● **The request**
Show each line of the data below that has the string "with" in it.
***
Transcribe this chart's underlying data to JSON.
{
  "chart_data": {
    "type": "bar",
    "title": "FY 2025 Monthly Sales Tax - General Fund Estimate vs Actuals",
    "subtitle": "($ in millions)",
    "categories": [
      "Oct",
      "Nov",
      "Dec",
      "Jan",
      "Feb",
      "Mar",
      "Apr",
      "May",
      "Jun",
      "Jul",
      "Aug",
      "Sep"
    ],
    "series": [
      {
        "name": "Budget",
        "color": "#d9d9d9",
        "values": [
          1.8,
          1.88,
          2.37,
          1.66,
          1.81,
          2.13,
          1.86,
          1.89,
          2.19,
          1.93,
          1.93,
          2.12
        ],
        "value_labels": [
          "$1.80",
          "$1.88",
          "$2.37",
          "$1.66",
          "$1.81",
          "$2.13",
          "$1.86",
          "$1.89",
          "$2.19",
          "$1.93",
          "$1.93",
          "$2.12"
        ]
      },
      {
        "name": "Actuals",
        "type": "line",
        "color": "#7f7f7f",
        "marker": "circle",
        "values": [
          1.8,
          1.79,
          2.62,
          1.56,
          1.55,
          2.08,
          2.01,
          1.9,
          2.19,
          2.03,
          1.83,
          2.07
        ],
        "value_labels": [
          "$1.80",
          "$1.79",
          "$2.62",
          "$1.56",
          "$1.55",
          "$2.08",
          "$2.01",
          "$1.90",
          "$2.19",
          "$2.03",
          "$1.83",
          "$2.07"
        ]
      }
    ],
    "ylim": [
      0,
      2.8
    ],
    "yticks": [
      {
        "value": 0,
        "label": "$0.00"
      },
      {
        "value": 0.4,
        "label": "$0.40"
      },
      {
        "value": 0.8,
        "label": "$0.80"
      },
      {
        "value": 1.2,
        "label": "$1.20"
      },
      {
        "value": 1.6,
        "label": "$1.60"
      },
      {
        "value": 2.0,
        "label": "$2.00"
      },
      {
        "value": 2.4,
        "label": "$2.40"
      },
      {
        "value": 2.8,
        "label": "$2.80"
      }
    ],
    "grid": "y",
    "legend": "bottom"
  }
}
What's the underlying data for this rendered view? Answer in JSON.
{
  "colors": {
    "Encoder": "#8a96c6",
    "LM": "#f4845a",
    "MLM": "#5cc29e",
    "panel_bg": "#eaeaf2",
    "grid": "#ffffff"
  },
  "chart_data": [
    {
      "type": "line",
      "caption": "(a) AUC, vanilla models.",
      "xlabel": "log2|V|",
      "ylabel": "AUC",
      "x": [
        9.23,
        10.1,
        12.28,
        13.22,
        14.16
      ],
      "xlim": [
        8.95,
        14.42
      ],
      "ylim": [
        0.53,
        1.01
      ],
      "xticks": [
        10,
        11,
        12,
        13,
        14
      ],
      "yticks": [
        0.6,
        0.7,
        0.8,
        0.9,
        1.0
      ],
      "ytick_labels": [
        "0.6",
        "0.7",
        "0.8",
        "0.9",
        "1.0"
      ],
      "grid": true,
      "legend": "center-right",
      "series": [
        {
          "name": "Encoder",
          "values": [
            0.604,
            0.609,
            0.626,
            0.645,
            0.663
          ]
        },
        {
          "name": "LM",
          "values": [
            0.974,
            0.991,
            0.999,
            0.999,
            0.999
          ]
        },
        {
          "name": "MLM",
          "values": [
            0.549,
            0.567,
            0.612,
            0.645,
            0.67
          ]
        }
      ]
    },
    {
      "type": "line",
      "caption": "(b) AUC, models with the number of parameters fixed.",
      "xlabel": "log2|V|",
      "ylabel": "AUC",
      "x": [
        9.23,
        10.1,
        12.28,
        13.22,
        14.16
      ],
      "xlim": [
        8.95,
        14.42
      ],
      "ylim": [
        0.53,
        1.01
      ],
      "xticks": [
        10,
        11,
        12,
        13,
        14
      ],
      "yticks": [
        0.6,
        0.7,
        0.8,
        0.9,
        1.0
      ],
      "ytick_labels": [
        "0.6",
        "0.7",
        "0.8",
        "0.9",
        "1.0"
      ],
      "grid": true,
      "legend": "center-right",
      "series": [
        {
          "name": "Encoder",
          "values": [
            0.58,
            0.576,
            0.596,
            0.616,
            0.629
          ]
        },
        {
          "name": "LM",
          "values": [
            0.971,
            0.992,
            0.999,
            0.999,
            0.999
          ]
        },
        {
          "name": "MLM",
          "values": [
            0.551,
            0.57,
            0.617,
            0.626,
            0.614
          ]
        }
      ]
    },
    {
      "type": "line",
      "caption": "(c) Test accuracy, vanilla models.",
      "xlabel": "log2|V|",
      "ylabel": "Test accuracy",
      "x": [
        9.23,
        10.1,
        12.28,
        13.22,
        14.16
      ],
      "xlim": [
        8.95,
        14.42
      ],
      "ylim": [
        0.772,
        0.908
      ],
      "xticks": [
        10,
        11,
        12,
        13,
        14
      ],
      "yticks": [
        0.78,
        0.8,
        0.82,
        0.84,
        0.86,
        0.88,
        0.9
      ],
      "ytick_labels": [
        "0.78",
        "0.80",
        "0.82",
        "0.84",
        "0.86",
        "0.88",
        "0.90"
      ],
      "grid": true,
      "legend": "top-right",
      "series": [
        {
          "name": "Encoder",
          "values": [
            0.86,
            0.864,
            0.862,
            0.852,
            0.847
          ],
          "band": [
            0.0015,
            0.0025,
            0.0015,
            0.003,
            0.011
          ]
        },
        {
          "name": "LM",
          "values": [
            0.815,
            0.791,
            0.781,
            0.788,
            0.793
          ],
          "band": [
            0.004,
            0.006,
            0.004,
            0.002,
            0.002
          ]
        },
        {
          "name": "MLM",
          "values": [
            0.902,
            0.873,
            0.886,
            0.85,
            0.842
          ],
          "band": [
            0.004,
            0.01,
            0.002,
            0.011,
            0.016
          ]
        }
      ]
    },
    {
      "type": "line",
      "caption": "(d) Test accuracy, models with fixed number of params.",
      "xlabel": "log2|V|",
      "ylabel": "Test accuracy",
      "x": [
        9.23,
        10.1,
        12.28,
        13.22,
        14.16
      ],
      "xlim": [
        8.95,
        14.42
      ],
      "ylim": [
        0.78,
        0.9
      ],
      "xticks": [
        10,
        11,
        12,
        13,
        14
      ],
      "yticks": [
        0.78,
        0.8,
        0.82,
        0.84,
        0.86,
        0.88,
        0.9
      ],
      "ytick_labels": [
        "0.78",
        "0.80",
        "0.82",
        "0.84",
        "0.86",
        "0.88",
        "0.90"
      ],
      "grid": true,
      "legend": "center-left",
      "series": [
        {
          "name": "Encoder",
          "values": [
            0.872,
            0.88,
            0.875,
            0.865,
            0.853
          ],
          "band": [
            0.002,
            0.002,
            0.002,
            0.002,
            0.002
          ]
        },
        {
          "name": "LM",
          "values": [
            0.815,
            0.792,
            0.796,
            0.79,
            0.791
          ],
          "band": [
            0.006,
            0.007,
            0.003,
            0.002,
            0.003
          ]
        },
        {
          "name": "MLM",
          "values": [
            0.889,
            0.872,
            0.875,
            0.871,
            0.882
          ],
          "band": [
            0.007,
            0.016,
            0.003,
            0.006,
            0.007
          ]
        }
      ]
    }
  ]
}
***
● **Expected answer**
      "caption": "(b) AUC, models with the number of parameters fixed.",
      "caption": "(d) Test accuracy, models with fixed number of params.",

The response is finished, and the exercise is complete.